Word for word, print each line of the listing below; pictures stay out.

── MATERIAL FOR THIS EXERCISE

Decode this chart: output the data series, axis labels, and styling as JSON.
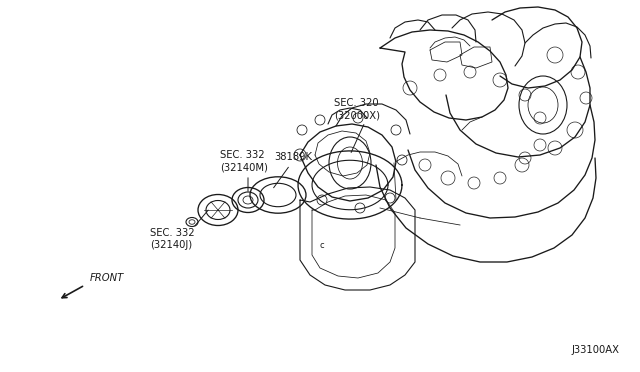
{
  "bg_color": "#ffffff",
  "line_color": "#1a1a1a",
  "lw": 0.8,
  "figsize": [
    6.4,
    3.72
  ],
  "dpi": 100,
  "labels": {
    "sec320": "SEC. 320\n(32000X)",
    "sec332m": "SEC. 332\n(32140M)",
    "sec332j": "SEC. 332\n(32140J)",
    "part38189k": "38189K",
    "ref_code": "J33100AX",
    "front": "FRONT"
  }
}
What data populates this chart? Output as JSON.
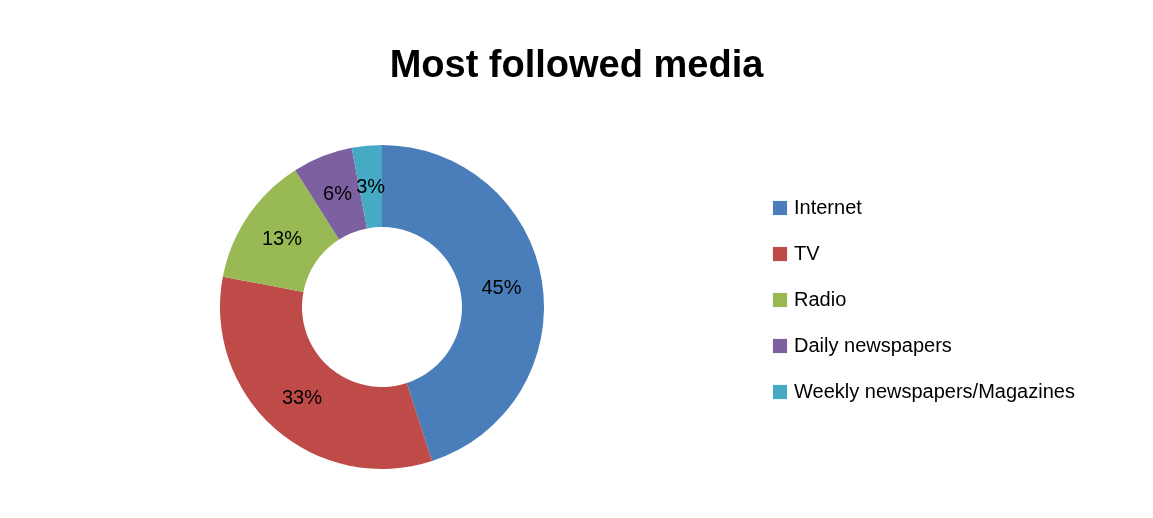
{
  "chart_data": {
    "type": "donut",
    "title": "Most followed media",
    "categories": [
      "Internet",
      "TV",
      "Radio",
      "Daily newspapers",
      "Weekly newspapers/Magazines"
    ],
    "values": [
      45,
      33,
      13,
      6,
      3
    ],
    "colors": [
      "#4a7ebb",
      "#be4b48",
      "#98b954",
      "#7d60a0",
      "#46aac5"
    ],
    "value_labels": [
      "45%",
      "33%",
      "13%",
      "6%",
      "3%"
    ],
    "legend": "right"
  }
}
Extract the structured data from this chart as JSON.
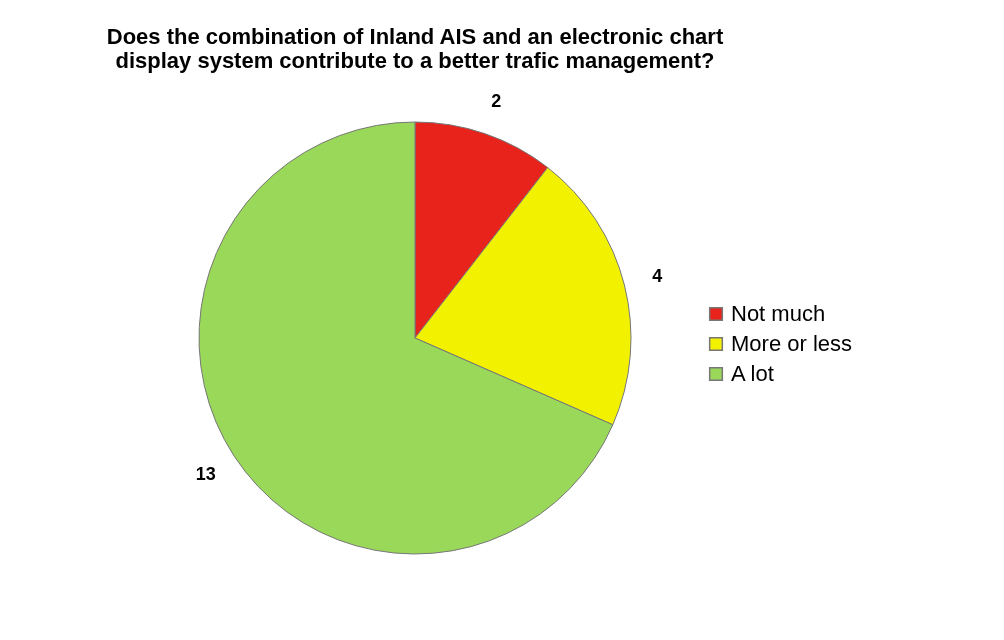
{
  "chart_data": {
    "type": "pie",
    "title": "Does the combination of Inland AIS and an electronic chart display system contribute to a better trafic management?",
    "categories": [
      "Not much",
      "More or less",
      "A lot"
    ],
    "values": [
      2,
      4,
      13
    ],
    "colors": [
      "#e8231c",
      "#f2f200",
      "#9ad85a"
    ],
    "data_labels": true,
    "legend": "right"
  }
}
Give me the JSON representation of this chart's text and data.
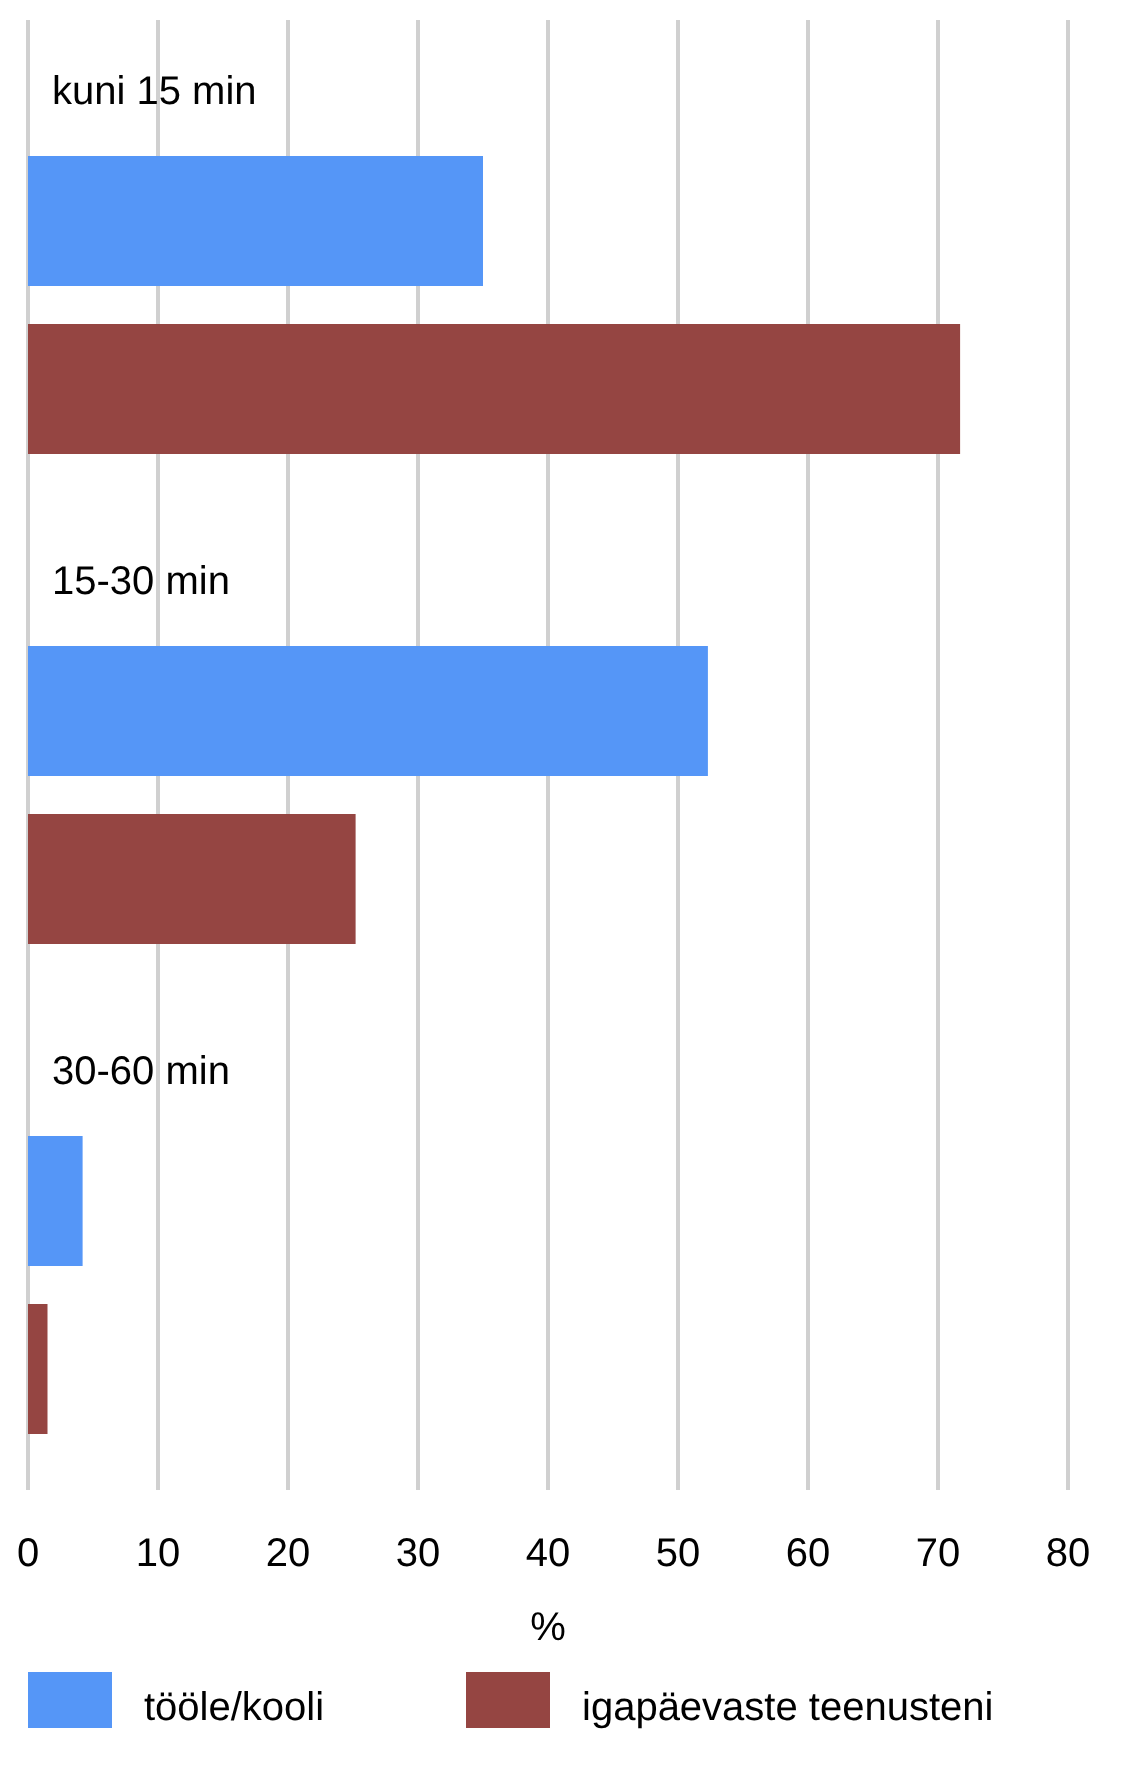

────

● RESULT OF THE TASK
Decode this chart: output the data series, axis labels, and styling as JSON.
{
  "bg_color": "#ffffff",
  "line_color": "#1a1a1a",
  "lw": 0.8,
  "figsize": [
    6.4,
    3.72
  ],
  "dpi": 100,
  "labels": {
    "sec320": "SEC. 320\n(32000X)",
    "sec332m": "SEC. 332\n(32140M)",
    "sec332j": "SEC. 332\n(32140J)",
    "part38189k": "38189K",
    "ref_code": "J33100AX",
    "front": "FRONT"
  }
}
What data populates this chart? Output as JSON.
{
  "chart_data": {
    "type": "donut",
    "title": "Most followed media",
    "categories": [
      "Internet",
      "TV",
      "Radio",
      "Daily newspapers",
      "Weekly newspapers/Magazines"
    ],
    "values": [
      45,
      33,
      13,
      6,
      3
    ],
    "colors": [
      "#4a7ebb",
      "#be4b48",
      "#98b954",
      "#7d60a0",
      "#46aac5"
    ],
    "value_labels": [
      "45%",
      "33%",
      "13%",
      "6%",
      "3%"
    ],
    "legend": "right"
  }
}
Extract the structured data from this chart as JSON.
{
  "chart_data": {
    "type": "pie",
    "title": "Does the combination of Inland AIS and an electronic chart display system contribute to a better trafic management?",
    "categories": [
      "Not much",
      "More or less",
      "A lot"
    ],
    "values": [
      2,
      4,
      13
    ],
    "colors": [
      "#e8231c",
      "#f2f200",
      "#9ad85a"
    ],
    "data_labels": true,
    "legend": "right"
  }
}
Give me the JSON representation of this chart's text and data.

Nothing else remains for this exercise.